STATED EXERCISE: Go through the material below and copy each line where the word "name" appears.

LISTING:
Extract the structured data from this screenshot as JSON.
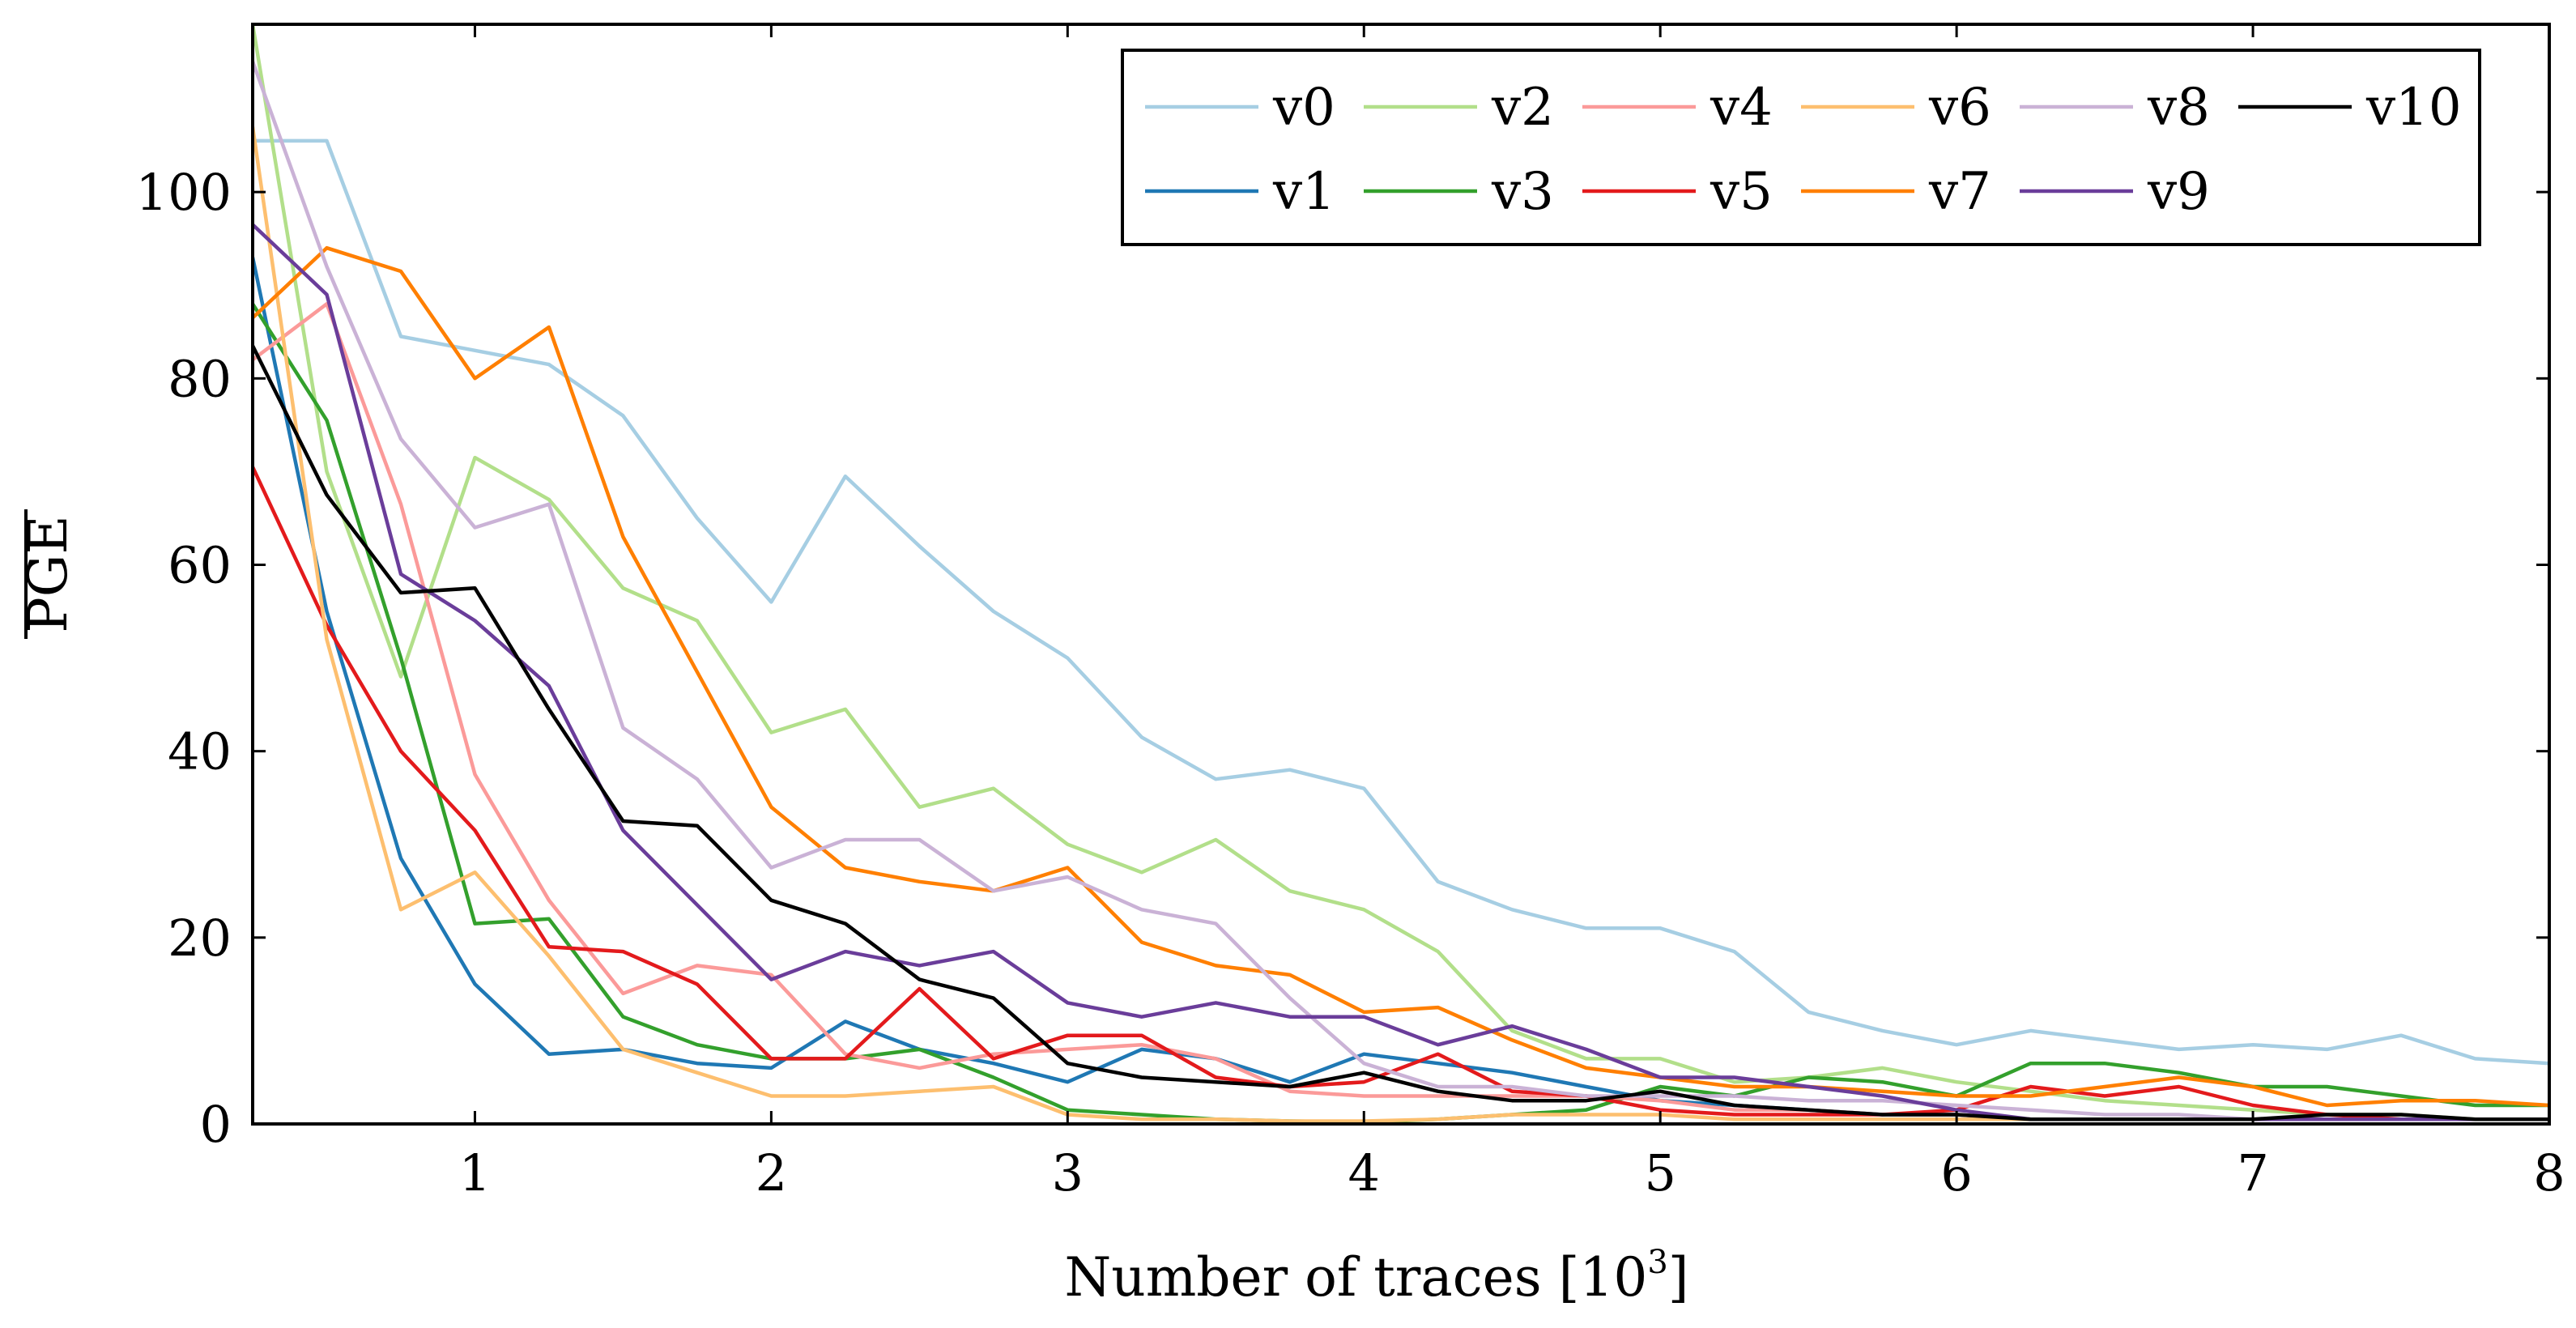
{
  "chart_data": {
    "type": "line",
    "title": "",
    "xlabel": "Number of traces [10",
    "xlabel_sup": "3",
    "xlabel_end": "]",
    "ylabel": "PGE",
    "xlim": [
      0.25,
      8
    ],
    "ylim": [
      0,
      118
    ],
    "xticks": [
      1,
      2,
      3,
      4,
      5,
      6,
      7,
      8
    ],
    "xtick_labels": [
      "1",
      "2",
      "3",
      "4",
      "5",
      "6",
      "7",
      "8"
    ],
    "yticks": [
      0,
      20,
      40,
      60,
      80,
      100
    ],
    "ytick_labels": [
      "0",
      "20",
      "40",
      "60",
      "80",
      "100"
    ],
    "legend_position": "top-right",
    "x": [
      0.25,
      0.5,
      0.75,
      1.0,
      1.25,
      1.5,
      1.75,
      2.0,
      2.25,
      2.5,
      2.75,
      3.0,
      3.25,
      3.5,
      3.75,
      4.0,
      4.25,
      4.5,
      4.75,
      5.0,
      5.25,
      5.5,
      5.75,
      6.0,
      6.25,
      6.5,
      6.75,
      7.0,
      7.25,
      7.5,
      7.75,
      8.0
    ],
    "series": [
      {
        "name": "v0",
        "color": "#a6cee3",
        "values": [
          105.5,
          105.5,
          84.5,
          83,
          81.5,
          76,
          65,
          56,
          69.5,
          62,
          55,
          50,
          41.5,
          37,
          38,
          36,
          26,
          23,
          21,
          21,
          18.5,
          12,
          10,
          8.5,
          10,
          9,
          8,
          8.5,
          8,
          9.5,
          7,
          6.5
        ]
      },
      {
        "name": "v1",
        "color": "#1f78b4",
        "values": [
          93,
          55,
          28.5,
          15,
          7.5,
          8,
          6.5,
          6,
          11,
          8,
          6.5,
          4.5,
          8,
          7,
          4.5,
          7.5,
          6.5,
          5.5,
          4,
          2.5,
          2,
          1.5,
          1,
          1,
          0.5,
          0.5,
          0.5,
          0.5,
          0.5,
          0.5,
          0.5,
          0.5
        ]
      },
      {
        "name": "v2",
        "color": "#b2df8a",
        "values": [
          118,
          70,
          48,
          71.5,
          67,
          57.5,
          54,
          42,
          44.5,
          34,
          36,
          30,
          27,
          30.5,
          25,
          23,
          18.5,
          10,
          7,
          7,
          4.5,
          5,
          6,
          4.5,
          3.5,
          2.5,
          2,
          1.5,
          1,
          1,
          0.5,
          0.5
        ]
      },
      {
        "name": "v3",
        "color": "#33a02c",
        "values": [
          88,
          75.5,
          50,
          21.5,
          22,
          11.5,
          8.5,
          7,
          7,
          8,
          5,
          1.5,
          1,
          0.5,
          0.3,
          0.2,
          0.5,
          1,
          1.5,
          4,
          3,
          5,
          4.5,
          3,
          6.5,
          6.5,
          5.5,
          4,
          4,
          3,
          2,
          2
        ]
      },
      {
        "name": "v4",
        "color": "#fb9a99",
        "values": [
          82,
          88,
          66.5,
          37.5,
          24,
          14,
          17,
          16,
          7.5,
          6,
          7.5,
          8,
          8.5,
          7,
          3.5,
          3,
          3,
          3,
          3,
          2.5,
          1.5,
          1.5,
          1,
          1,
          0.5,
          0.5,
          0.5,
          0.5,
          0.5,
          0.5,
          0.5,
          0.5
        ]
      },
      {
        "name": "v5",
        "color": "#e31a1c",
        "values": [
          70.5,
          53.5,
          40,
          31.5,
          19,
          18.5,
          15,
          7,
          7,
          14.5,
          7,
          9.5,
          9.5,
          5,
          4,
          4.5,
          7.5,
          3.5,
          3,
          1.5,
          1,
          1,
          1,
          1.5,
          4,
          3,
          4,
          2,
          1,
          0.5,
          0.5,
          0.5
        ]
      },
      {
        "name": "v6",
        "color": "#fdbf6f",
        "values": [
          107,
          52,
          23,
          27,
          18,
          8,
          5.5,
          3,
          3,
          3.5,
          4,
          1,
          0.5,
          0.5,
          0.3,
          0.3,
          0.5,
          1,
          1,
          1,
          0.5,
          0.5,
          0.5,
          0.5,
          0.5,
          0.5,
          0.5,
          0.5,
          0.5,
          0.5,
          0.5,
          0.5
        ]
      },
      {
        "name": "v7",
        "color": "#ff7f00",
        "values": [
          86.5,
          94,
          91.5,
          80,
          85.5,
          63,
          48.5,
          34,
          27.5,
          26,
          25,
          27.5,
          19.5,
          17,
          16,
          12,
          12.5,
          9,
          6,
          5,
          4,
          4,
          3.5,
          3,
          3,
          4,
          5,
          4,
          2,
          2.5,
          2.5,
          2
        ]
      },
      {
        "name": "v8",
        "color": "#cab2d6",
        "values": [
          114,
          92,
          73.5,
          64,
          66.5,
          42.5,
          37,
          27.5,
          30.5,
          30.5,
          25,
          26.5,
          23,
          21.5,
          13.5,
          6.5,
          4,
          4,
          3,
          3,
          3,
          2.5,
          2.5,
          2,
          1.5,
          1,
          1,
          0.5,
          0.5,
          0.5,
          0.5,
          0.5
        ]
      },
      {
        "name": "v9",
        "color": "#6a3d9a",
        "values": [
          96.5,
          89,
          59,
          54,
          47,
          31.5,
          23.5,
          15.5,
          18.5,
          17,
          18.5,
          13,
          11.5,
          13,
          11.5,
          11.5,
          8.5,
          10.5,
          8,
          5,
          5,
          4,
          3,
          1.5,
          0.5,
          0.5,
          0.5,
          0.5,
          0.5,
          0.5,
          0.5,
          0.5
        ]
      },
      {
        "name": "v10",
        "color": "#000000",
        "values": [
          83.5,
          67.5,
          57,
          57.5,
          44.5,
          32.5,
          32,
          24,
          21.5,
          15.5,
          13.5,
          6.5,
          5,
          4.5,
          4,
          5.5,
          3.5,
          2.5,
          2.5,
          3.5,
          2,
          1.5,
          1,
          1,
          0.5,
          0.5,
          0.5,
          0.5,
          1,
          1,
          0.5,
          0.5
        ]
      }
    ]
  }
}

FINAL RESULT:
        "name": "v0",
        "name": "v1",
        "name": "v2",
        "name": "v3",
        "name": "v4",
        "name": "v5",
        "name": "v6",
        "name": "v7",
        "name": "v8",
        "name": "v9",
        "name": "v10",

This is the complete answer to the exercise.